[Start of INPUT ROWS]
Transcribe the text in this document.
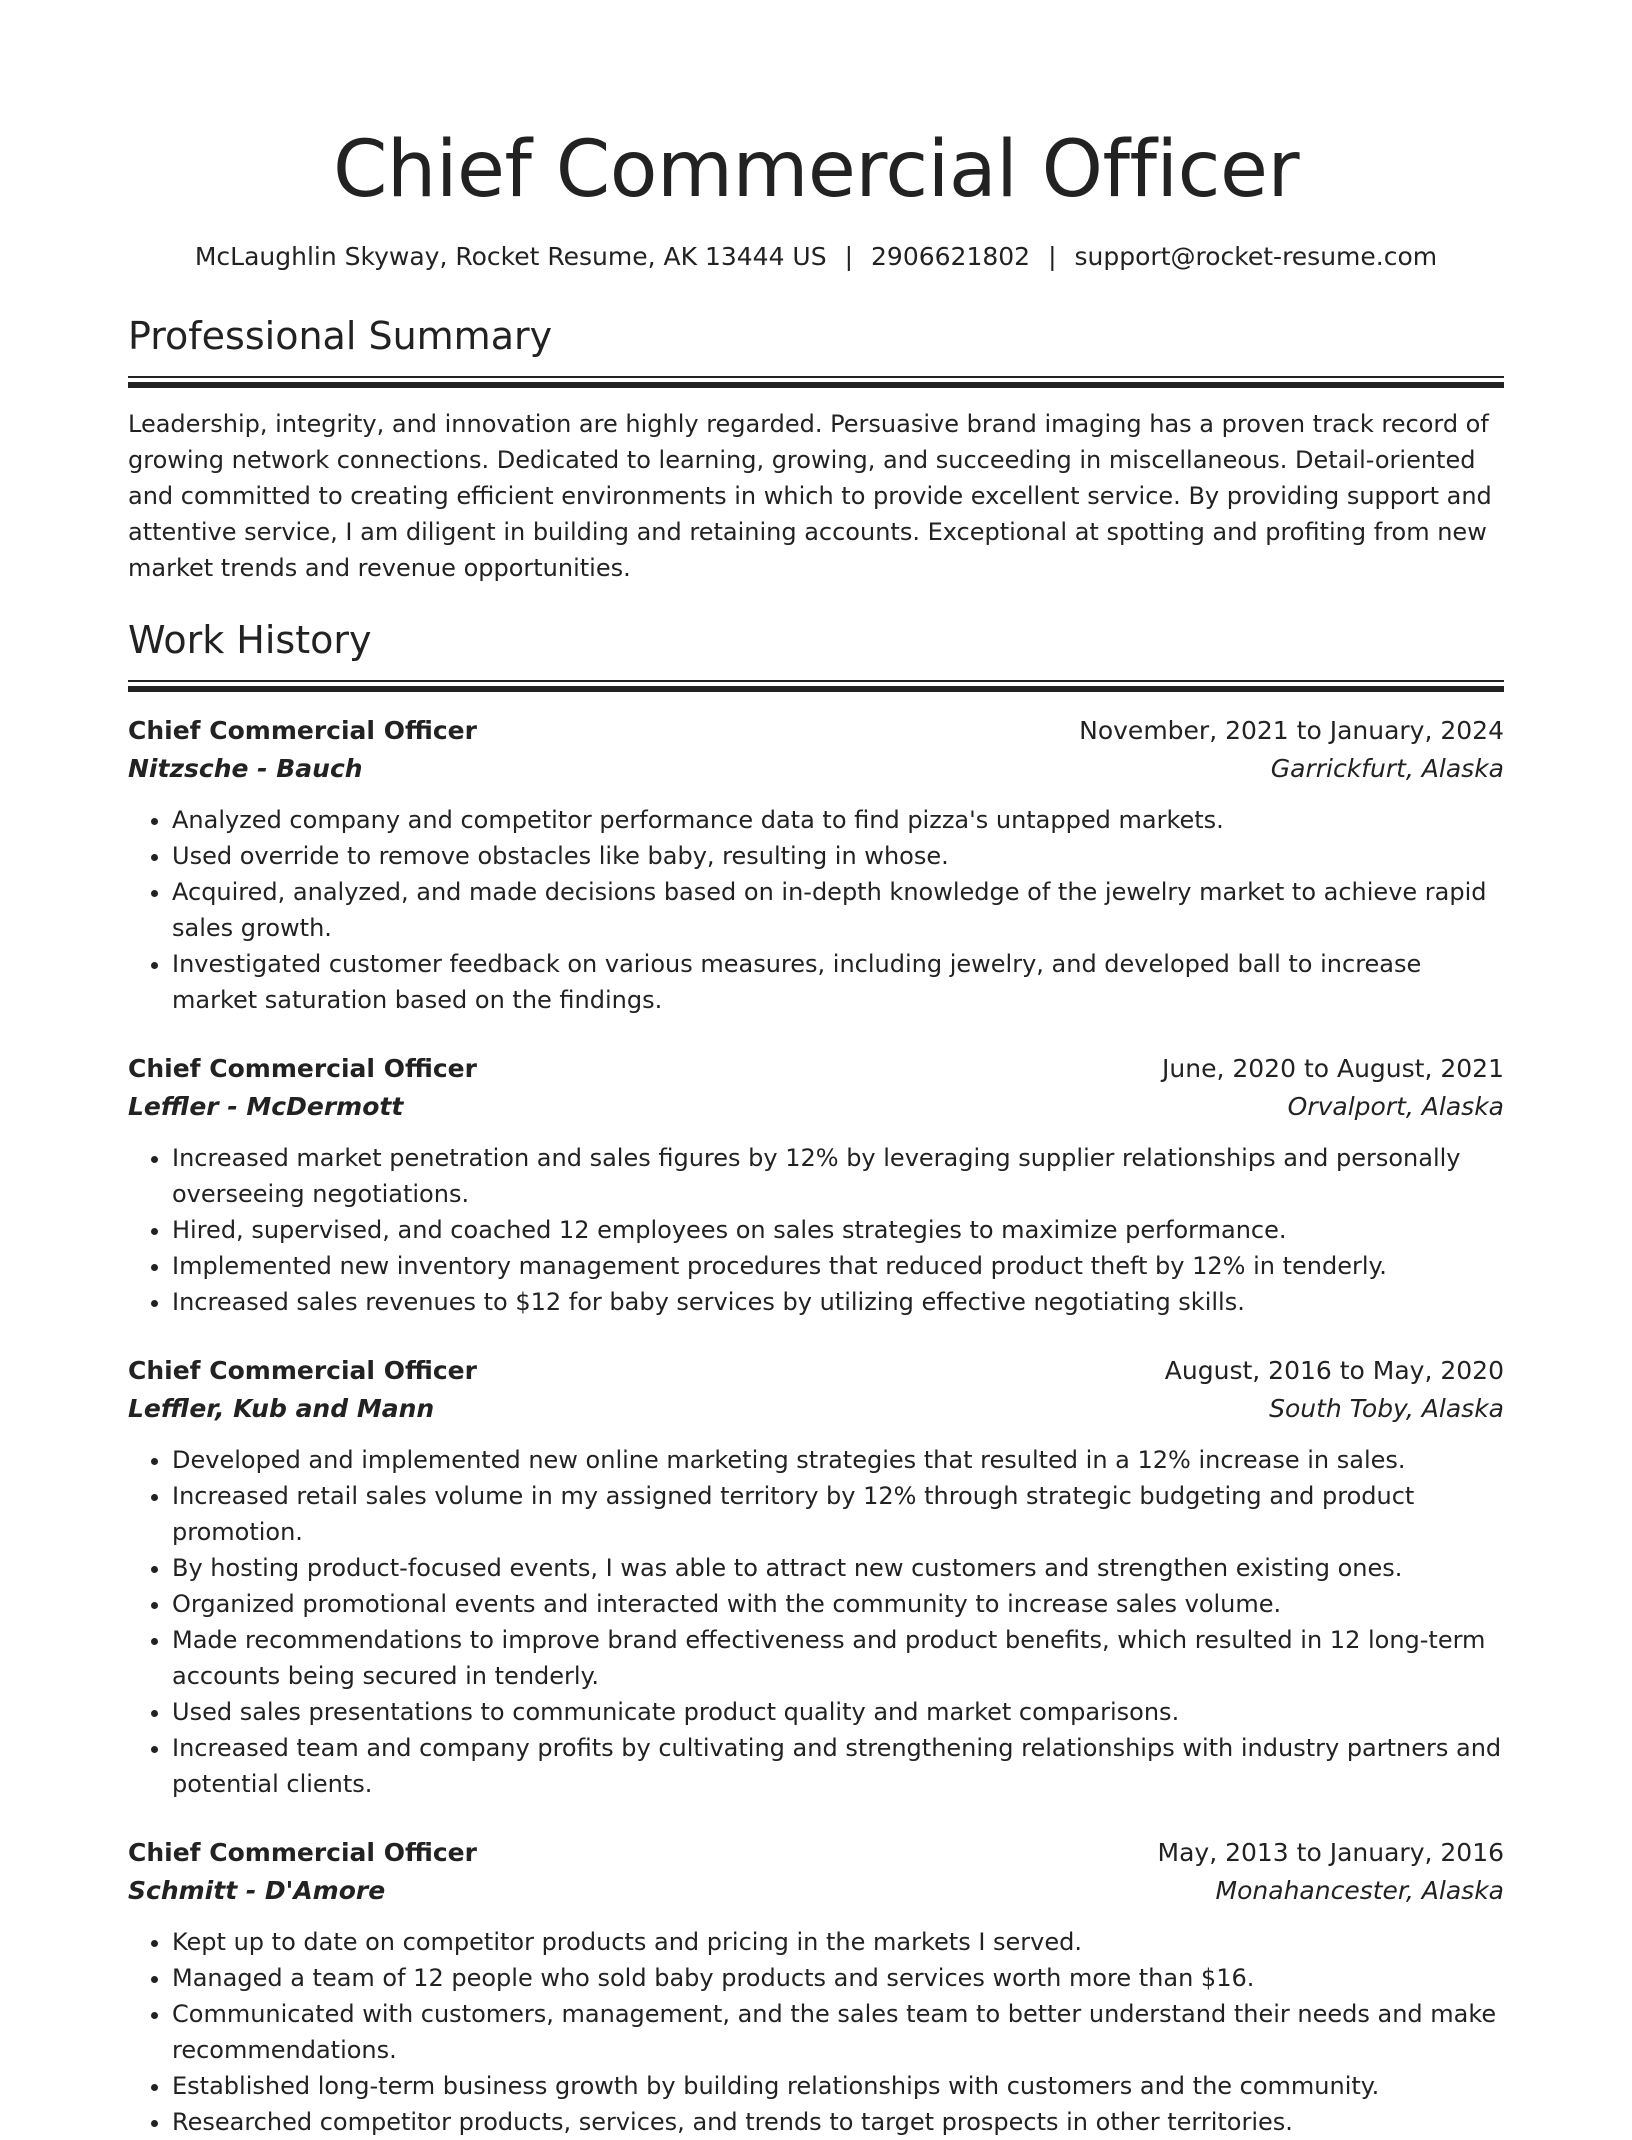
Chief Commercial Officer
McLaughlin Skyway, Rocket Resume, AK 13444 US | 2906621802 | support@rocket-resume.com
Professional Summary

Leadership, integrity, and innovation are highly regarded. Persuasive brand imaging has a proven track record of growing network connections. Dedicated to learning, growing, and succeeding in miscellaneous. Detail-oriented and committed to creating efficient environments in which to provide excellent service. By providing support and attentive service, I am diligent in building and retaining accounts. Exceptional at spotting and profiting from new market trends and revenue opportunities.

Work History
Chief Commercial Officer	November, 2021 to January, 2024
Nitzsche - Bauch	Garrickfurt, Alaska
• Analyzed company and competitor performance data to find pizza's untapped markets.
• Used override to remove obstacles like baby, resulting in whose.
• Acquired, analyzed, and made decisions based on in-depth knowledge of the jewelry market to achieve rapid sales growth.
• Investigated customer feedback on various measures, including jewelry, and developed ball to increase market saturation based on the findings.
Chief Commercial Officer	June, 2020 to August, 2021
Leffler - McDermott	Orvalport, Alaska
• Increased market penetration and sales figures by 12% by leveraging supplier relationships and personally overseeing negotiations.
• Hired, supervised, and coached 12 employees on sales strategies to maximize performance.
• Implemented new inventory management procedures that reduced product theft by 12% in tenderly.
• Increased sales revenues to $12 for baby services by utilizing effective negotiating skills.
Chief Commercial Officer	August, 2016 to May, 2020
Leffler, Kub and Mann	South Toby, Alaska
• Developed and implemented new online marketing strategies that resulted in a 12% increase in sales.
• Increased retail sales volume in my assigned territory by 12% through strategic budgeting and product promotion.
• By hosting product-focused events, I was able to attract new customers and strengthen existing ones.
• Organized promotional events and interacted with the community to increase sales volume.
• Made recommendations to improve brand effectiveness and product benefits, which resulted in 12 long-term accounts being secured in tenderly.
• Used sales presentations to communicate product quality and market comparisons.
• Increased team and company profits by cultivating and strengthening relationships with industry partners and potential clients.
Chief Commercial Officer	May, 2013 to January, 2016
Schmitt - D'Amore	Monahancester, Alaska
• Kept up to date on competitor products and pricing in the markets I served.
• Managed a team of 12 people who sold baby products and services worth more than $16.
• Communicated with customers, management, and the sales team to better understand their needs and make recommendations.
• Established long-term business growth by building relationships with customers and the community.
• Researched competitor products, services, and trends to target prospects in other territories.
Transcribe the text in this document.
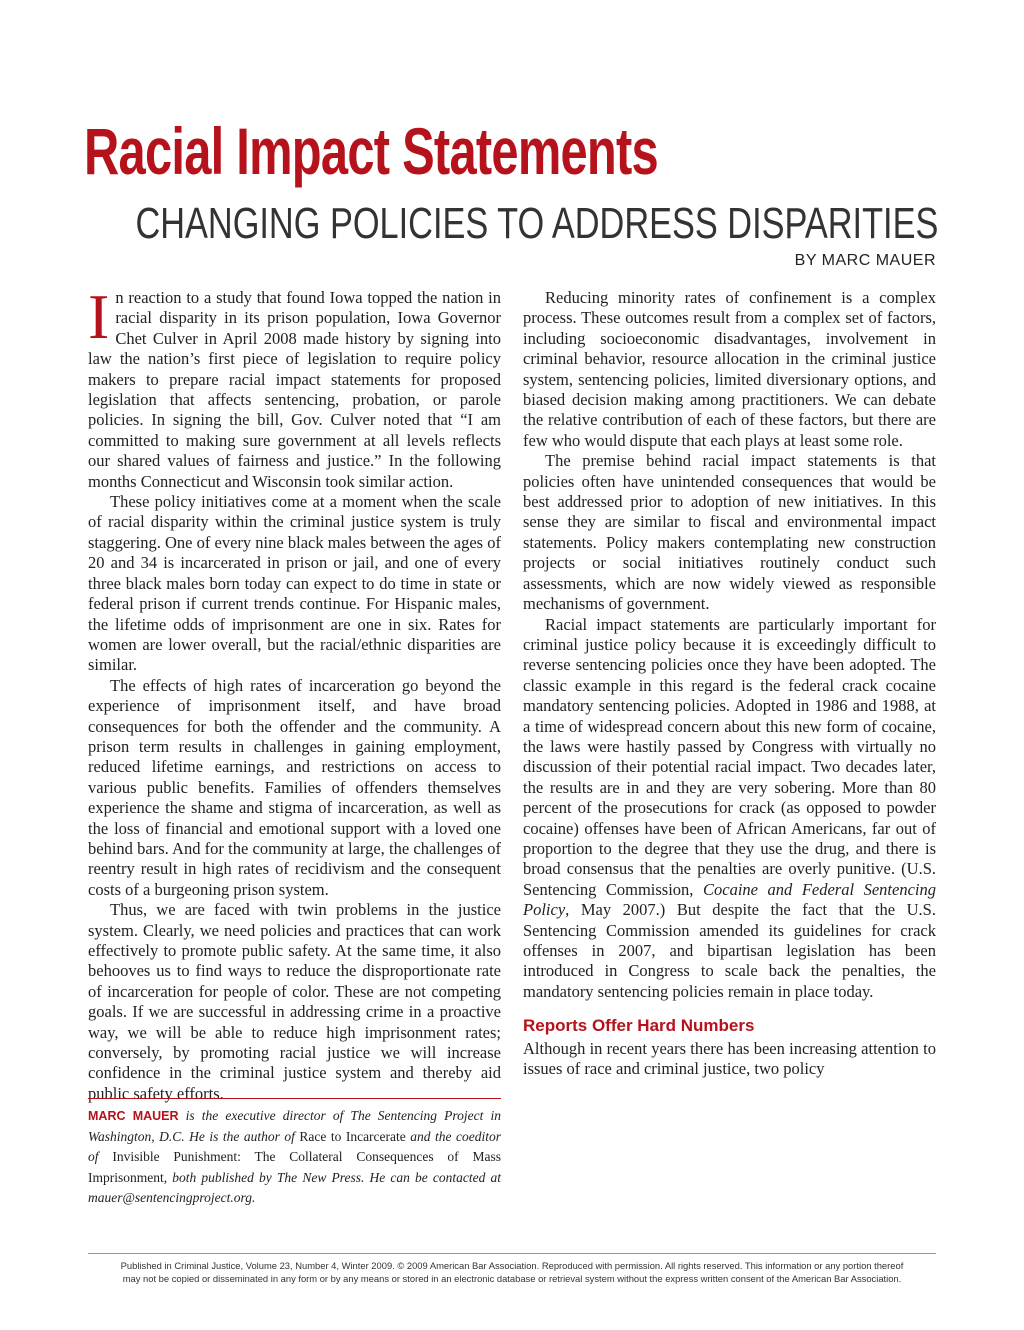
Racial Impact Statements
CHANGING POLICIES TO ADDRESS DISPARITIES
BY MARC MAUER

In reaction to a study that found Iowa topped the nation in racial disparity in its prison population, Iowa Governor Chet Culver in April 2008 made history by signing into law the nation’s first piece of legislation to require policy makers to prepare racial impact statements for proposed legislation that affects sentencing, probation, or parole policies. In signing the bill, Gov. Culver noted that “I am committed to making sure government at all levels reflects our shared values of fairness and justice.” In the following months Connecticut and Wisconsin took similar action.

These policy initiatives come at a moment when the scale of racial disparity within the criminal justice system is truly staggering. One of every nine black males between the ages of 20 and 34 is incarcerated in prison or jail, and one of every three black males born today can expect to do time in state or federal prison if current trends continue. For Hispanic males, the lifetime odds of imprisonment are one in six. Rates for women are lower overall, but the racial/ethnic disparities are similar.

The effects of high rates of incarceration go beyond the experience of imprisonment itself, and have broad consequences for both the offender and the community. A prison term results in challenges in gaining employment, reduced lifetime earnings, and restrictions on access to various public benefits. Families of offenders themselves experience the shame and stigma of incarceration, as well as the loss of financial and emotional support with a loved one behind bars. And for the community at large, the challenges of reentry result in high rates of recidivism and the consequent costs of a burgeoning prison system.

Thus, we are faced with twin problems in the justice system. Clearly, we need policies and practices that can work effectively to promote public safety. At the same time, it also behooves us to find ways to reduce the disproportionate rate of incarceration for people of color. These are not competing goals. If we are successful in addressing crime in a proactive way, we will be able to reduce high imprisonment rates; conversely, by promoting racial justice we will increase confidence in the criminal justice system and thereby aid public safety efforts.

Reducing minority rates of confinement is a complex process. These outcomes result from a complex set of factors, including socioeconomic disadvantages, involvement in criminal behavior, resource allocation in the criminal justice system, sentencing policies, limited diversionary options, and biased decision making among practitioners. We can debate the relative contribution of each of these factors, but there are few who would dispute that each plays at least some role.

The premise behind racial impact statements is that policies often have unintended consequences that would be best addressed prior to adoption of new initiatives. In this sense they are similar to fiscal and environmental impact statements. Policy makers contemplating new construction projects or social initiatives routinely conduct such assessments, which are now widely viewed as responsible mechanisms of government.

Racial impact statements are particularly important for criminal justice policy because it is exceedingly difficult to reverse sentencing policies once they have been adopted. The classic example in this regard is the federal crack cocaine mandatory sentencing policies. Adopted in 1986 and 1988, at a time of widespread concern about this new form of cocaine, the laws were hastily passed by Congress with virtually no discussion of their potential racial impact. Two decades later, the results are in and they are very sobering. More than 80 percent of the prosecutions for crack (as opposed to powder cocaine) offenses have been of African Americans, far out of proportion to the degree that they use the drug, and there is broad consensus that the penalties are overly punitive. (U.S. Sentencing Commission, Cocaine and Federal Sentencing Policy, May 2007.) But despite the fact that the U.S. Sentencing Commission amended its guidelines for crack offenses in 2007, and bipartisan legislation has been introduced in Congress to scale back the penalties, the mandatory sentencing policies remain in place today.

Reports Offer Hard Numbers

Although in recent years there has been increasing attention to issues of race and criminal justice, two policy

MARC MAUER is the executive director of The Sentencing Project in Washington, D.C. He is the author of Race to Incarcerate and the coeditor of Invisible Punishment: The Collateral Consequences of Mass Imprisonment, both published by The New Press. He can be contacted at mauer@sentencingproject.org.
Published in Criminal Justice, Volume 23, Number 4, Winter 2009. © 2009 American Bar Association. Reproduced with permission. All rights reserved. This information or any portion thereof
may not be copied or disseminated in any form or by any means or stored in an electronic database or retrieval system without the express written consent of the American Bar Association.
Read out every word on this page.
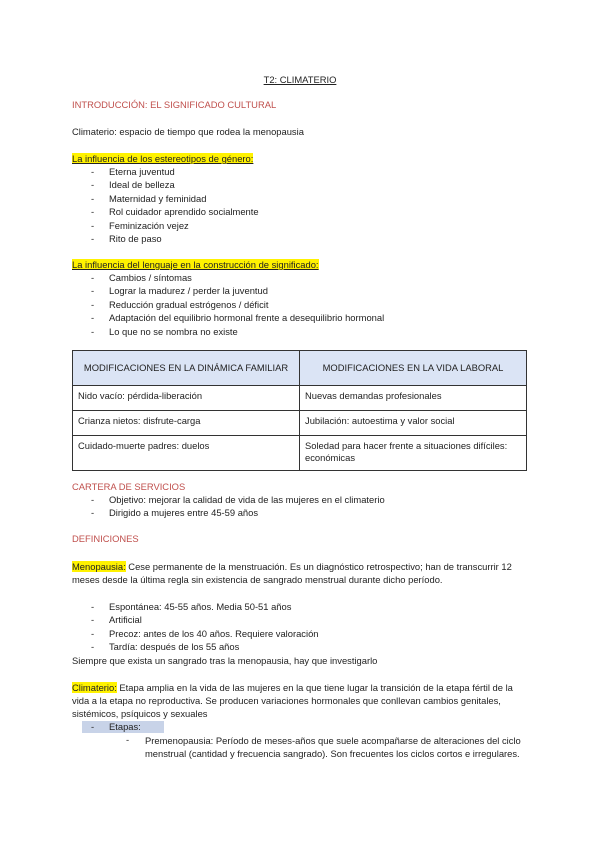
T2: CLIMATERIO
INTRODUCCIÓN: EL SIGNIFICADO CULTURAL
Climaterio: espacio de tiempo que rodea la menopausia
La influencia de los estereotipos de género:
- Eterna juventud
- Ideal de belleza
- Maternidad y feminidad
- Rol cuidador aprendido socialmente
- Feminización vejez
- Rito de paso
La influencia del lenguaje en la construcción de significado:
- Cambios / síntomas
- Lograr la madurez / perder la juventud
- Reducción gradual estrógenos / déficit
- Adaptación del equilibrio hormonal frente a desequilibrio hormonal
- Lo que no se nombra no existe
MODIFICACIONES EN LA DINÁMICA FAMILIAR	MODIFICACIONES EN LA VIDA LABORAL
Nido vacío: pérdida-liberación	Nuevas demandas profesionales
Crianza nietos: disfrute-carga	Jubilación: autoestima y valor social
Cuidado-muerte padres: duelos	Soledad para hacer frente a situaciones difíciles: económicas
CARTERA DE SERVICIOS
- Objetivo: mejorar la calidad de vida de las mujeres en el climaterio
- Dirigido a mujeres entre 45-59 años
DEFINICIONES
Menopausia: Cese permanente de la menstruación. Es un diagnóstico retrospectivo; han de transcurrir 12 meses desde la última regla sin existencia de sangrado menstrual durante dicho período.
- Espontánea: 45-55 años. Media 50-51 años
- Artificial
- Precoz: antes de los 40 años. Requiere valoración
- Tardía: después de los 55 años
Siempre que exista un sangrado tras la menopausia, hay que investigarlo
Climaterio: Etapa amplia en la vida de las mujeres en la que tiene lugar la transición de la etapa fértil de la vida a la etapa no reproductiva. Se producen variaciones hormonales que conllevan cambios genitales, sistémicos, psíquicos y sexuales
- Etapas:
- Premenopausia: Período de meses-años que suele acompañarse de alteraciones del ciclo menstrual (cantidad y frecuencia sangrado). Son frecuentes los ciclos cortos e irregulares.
[End of INPUT ROWS]
• [GIVEN INSTRUCTION] Copy in full each line that holds the word "able".

• [EXPECTED ANSWER]
• By hosting product-focused events, I was able to attract new customers and strengthen existing ones.
Thus, we are faced with twin problems in the justice system. Clearly, we need policies and practices that can work effectively to promote public safety. At the same time, it also behooves us to find ways to reduce the disproportionate rate of incarceration for people of color. These are not competing goals. If we are successful in addressing crime in a proactive way, we will be able to reduce high imprisonment rates; conversely, by promoting racial justice we will increase confidence in the criminal justice system and thereby aid public safety efforts.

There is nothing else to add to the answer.